- Available records
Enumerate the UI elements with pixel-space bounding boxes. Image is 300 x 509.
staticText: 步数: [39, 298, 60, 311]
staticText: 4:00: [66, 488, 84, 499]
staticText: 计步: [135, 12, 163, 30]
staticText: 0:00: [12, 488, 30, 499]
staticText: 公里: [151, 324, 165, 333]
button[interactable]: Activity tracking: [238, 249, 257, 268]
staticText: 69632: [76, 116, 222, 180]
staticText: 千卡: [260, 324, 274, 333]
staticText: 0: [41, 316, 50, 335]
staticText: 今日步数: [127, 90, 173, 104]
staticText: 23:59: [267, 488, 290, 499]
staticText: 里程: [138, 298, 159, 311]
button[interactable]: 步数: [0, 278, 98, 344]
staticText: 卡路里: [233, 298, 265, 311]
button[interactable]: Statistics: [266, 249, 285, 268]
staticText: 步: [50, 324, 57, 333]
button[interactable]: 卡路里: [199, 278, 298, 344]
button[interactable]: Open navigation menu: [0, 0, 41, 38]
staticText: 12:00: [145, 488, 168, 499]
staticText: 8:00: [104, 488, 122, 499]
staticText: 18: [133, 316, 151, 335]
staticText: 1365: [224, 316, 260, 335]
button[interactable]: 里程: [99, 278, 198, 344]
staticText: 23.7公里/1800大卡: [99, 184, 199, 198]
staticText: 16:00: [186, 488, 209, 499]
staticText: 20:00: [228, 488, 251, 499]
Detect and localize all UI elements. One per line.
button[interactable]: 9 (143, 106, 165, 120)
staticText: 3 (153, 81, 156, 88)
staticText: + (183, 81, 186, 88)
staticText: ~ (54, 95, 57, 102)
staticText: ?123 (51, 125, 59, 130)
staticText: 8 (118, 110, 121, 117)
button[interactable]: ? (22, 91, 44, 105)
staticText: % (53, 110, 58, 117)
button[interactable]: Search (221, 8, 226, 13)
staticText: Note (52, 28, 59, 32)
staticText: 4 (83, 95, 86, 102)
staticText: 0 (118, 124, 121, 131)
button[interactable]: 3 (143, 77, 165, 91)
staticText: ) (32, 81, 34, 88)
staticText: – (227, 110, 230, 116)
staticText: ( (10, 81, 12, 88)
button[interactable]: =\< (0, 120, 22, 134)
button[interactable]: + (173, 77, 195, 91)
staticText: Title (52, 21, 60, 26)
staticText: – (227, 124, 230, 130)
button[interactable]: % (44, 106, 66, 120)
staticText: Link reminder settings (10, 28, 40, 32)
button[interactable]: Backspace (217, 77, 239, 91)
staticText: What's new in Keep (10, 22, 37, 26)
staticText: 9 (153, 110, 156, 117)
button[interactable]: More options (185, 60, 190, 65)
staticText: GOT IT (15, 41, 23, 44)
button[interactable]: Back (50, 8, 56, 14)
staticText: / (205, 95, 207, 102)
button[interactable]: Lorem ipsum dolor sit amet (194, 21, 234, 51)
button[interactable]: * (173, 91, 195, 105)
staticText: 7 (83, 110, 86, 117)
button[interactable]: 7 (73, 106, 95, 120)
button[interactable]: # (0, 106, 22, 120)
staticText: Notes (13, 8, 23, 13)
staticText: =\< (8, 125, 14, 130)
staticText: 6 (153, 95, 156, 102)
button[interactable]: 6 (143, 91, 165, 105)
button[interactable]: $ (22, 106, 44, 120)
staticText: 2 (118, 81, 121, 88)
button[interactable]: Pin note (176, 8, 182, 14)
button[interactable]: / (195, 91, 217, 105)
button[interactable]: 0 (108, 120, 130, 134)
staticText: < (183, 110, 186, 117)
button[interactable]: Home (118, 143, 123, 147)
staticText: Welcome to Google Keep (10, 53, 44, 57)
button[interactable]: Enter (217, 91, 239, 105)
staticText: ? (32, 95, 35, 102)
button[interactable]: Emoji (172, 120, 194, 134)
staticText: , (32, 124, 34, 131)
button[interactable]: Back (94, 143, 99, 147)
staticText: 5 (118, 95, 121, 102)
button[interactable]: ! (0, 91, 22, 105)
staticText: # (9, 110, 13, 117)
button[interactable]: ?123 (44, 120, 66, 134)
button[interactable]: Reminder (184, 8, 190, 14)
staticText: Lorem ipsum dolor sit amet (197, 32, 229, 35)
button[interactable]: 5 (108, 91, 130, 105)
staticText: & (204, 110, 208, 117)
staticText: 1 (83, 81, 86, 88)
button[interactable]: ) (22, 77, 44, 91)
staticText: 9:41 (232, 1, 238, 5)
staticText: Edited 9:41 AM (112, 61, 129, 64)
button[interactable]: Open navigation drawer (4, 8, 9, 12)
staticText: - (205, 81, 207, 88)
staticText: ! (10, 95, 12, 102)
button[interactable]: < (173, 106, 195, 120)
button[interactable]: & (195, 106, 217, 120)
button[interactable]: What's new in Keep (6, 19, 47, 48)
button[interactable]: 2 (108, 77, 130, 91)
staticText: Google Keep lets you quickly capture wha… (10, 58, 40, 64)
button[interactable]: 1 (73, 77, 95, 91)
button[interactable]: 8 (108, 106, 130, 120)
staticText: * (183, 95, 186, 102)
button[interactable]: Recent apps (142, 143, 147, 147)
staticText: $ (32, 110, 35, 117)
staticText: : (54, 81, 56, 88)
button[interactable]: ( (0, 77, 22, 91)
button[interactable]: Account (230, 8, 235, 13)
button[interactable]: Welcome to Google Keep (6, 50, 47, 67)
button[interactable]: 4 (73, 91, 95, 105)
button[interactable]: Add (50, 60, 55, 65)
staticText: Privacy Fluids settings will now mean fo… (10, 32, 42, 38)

- What the task requires
Return every line of the material that contains the string "Google", matching case.

- Response below
staticText: Welcome to Google Keep (10, 53, 44, 57)
staticText: Google Keep lets you quickly capture wha… (10, 58, 40, 64)
button[interactable]: Welcome to Google Keep (6, 50, 47, 67)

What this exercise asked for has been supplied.